Given exercise
Go through the listing below and gather every line with the word "content".

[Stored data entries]
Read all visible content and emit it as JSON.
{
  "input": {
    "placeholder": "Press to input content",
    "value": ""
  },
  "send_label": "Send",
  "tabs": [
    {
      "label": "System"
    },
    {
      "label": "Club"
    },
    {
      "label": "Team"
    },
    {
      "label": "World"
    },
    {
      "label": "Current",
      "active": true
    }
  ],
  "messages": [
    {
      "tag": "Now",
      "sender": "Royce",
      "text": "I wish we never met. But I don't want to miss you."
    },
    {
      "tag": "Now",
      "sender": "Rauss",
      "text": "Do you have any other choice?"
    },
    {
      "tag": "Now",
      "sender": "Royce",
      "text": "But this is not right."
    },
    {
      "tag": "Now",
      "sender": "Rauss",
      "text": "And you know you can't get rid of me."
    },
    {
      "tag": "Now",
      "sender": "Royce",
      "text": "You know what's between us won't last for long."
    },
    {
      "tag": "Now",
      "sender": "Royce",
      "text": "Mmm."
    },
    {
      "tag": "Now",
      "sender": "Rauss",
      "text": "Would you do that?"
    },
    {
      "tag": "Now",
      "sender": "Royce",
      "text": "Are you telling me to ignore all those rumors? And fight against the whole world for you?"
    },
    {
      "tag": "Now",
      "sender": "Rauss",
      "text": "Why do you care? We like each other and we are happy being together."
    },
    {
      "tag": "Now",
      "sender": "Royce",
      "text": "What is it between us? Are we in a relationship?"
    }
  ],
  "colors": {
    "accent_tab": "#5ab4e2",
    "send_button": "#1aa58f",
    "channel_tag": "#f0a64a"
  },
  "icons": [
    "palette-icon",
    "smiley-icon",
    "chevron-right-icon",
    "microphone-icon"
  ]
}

Exercise result
Read all visible content and emit it as JSON.
    "placeholder": "Press to input content",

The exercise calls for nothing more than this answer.